### Input material
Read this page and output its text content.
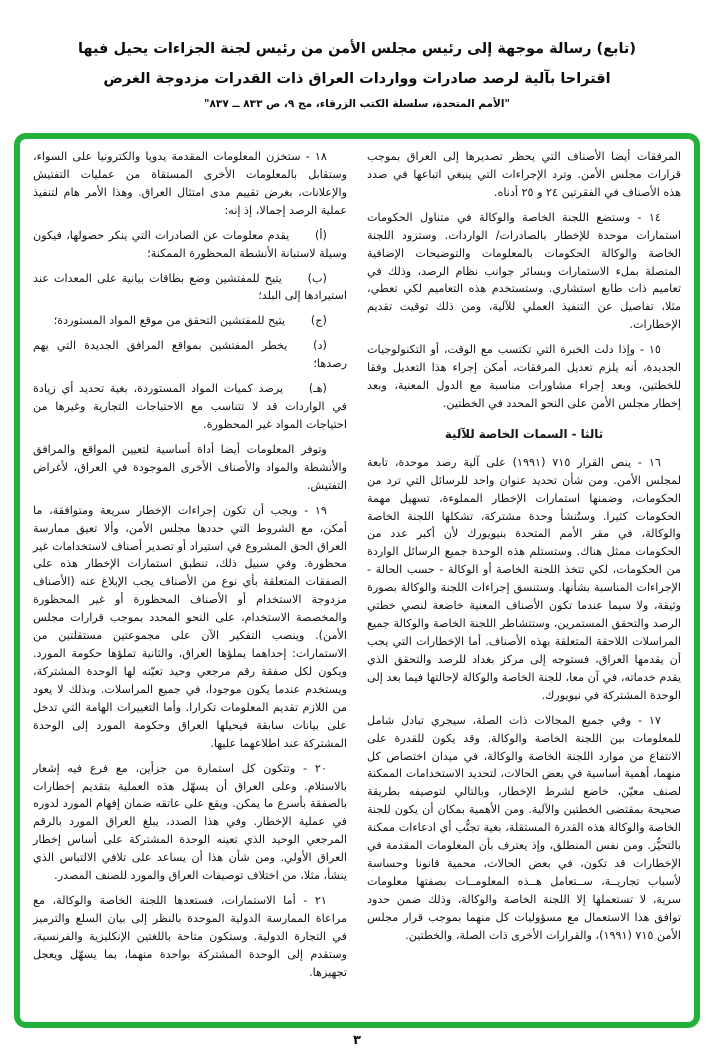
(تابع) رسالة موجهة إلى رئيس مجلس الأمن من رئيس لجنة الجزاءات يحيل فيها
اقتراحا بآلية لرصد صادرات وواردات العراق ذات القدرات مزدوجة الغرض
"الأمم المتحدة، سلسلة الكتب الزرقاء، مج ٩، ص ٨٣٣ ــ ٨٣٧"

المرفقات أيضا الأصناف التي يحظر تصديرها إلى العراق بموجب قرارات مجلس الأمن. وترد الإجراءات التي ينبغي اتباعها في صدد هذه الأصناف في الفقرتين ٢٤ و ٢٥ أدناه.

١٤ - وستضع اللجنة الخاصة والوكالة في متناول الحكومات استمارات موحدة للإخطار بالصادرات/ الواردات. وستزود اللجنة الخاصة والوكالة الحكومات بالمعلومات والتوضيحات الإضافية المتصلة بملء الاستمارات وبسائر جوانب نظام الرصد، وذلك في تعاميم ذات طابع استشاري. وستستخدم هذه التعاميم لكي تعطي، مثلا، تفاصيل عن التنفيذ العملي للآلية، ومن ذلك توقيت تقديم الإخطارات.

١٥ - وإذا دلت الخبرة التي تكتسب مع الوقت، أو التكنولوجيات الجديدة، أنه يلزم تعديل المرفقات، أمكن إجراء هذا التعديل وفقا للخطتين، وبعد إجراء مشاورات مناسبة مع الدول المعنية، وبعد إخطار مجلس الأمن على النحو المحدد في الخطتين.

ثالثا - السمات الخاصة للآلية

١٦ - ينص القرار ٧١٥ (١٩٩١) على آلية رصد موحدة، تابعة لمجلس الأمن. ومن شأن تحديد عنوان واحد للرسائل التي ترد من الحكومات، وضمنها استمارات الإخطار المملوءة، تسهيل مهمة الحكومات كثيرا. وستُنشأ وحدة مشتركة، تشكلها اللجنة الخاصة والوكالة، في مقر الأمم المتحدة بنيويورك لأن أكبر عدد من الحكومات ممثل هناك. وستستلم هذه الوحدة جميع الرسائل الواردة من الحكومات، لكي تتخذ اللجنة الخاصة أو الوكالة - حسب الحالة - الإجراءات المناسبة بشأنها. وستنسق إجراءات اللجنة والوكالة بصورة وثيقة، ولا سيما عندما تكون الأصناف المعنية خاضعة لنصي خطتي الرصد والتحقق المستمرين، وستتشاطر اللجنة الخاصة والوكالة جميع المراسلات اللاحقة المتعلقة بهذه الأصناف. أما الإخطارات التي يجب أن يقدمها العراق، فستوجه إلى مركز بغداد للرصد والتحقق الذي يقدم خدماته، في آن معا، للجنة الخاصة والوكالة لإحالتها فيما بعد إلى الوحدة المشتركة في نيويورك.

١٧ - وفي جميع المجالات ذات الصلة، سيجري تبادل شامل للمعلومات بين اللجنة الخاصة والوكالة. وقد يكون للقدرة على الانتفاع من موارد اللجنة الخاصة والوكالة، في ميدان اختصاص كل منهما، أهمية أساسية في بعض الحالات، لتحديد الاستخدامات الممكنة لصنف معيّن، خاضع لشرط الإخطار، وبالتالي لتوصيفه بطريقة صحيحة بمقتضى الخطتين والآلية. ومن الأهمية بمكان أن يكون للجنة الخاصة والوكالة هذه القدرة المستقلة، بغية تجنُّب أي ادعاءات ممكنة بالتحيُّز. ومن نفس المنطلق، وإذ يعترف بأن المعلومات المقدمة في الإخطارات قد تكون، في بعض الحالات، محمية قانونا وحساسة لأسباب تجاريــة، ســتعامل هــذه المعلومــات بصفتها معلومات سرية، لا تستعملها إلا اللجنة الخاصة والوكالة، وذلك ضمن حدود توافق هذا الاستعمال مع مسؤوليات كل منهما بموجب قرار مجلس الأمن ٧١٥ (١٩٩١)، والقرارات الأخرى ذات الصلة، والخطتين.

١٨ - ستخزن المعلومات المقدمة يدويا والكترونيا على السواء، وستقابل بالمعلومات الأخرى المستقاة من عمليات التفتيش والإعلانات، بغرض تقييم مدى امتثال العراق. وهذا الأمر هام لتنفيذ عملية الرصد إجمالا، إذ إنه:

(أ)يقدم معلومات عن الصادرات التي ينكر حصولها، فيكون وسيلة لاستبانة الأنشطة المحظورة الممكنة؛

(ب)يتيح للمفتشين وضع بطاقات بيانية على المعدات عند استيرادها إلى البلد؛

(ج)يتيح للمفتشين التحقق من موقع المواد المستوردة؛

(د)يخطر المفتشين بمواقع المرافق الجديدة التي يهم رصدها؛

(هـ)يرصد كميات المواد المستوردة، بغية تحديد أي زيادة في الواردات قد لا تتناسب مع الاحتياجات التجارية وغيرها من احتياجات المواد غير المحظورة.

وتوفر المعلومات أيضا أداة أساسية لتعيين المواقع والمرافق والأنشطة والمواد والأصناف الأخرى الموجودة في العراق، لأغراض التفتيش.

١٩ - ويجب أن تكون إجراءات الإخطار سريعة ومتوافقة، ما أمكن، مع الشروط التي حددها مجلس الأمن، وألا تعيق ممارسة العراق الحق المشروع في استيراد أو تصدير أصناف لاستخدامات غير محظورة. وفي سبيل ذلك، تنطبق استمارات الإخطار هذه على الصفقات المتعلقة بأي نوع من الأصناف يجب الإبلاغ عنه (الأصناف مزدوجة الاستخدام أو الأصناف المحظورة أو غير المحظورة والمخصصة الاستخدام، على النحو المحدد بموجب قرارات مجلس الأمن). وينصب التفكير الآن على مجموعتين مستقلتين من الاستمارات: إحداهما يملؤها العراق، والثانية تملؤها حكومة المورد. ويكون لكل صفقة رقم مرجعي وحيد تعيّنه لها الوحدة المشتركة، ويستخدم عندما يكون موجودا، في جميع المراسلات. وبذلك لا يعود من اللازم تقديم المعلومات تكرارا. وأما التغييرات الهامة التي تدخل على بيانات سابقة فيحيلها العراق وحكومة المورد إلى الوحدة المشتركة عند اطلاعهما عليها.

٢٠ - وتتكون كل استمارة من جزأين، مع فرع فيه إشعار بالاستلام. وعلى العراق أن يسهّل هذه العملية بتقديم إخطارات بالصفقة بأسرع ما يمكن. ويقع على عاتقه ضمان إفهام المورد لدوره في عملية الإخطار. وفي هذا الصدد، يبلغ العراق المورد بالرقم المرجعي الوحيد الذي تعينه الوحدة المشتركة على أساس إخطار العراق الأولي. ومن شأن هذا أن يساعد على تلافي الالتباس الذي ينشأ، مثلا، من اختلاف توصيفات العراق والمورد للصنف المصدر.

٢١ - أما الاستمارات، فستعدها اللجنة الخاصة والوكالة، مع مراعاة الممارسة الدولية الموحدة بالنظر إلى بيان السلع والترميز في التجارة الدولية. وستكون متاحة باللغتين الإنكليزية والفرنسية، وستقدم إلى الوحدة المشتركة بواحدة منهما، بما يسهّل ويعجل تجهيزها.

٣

* * *

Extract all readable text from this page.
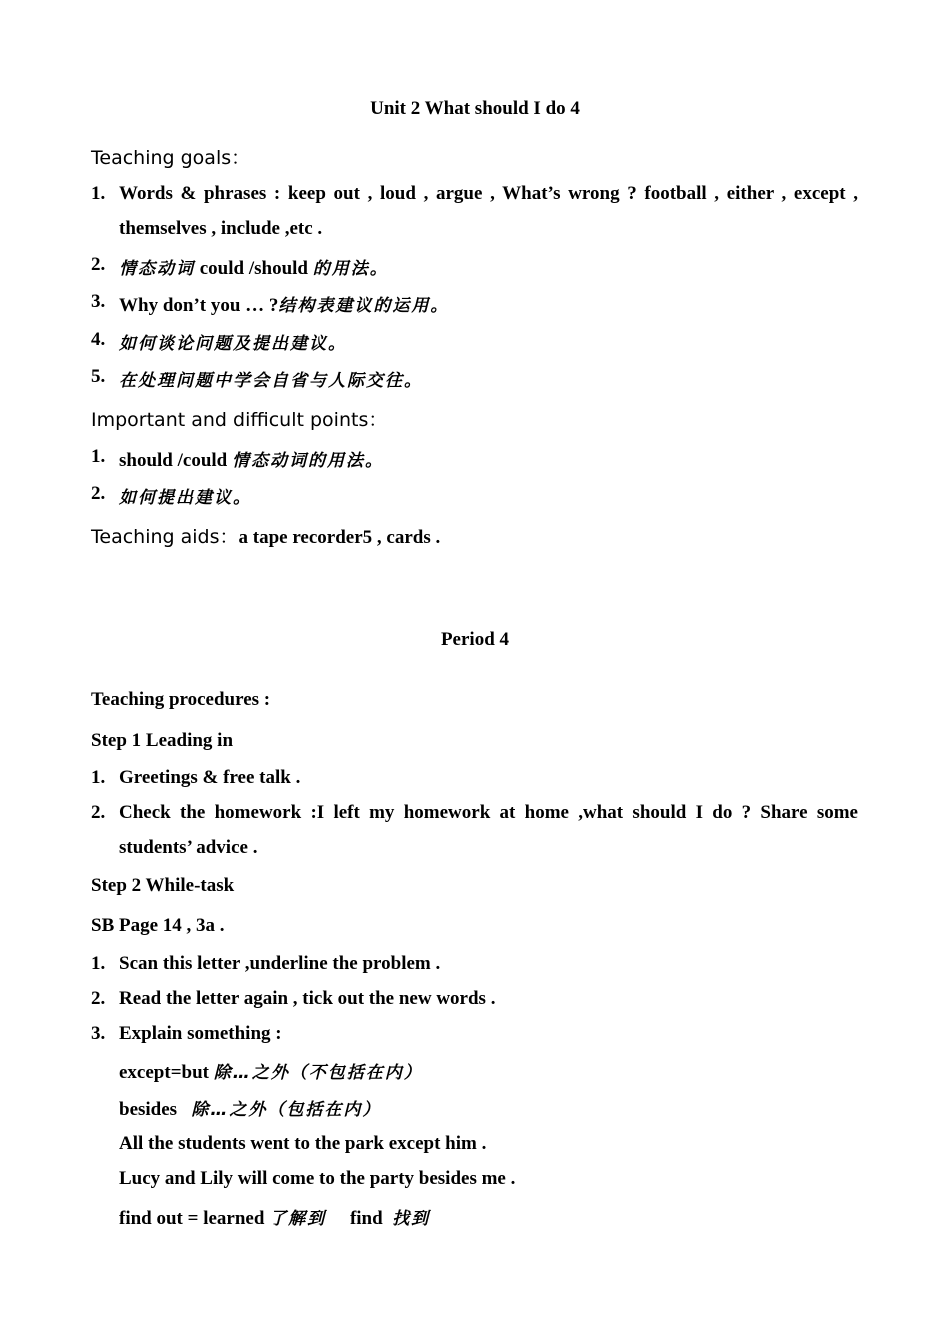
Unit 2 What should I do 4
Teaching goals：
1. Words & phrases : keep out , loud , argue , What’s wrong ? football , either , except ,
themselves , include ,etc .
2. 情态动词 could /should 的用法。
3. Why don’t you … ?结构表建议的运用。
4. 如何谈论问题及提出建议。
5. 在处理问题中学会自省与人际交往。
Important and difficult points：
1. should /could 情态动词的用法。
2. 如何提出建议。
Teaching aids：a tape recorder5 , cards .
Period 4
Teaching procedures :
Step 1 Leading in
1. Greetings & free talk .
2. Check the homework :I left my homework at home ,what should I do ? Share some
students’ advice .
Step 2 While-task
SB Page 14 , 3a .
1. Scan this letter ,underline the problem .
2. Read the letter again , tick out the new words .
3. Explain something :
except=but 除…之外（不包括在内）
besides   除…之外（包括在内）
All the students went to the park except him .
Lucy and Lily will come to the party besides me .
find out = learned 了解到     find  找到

### What the task asks
Return each line among the entries that holds the word "text".

### Exercise output
Read this page and output its text content.
Extract all readable text from this page.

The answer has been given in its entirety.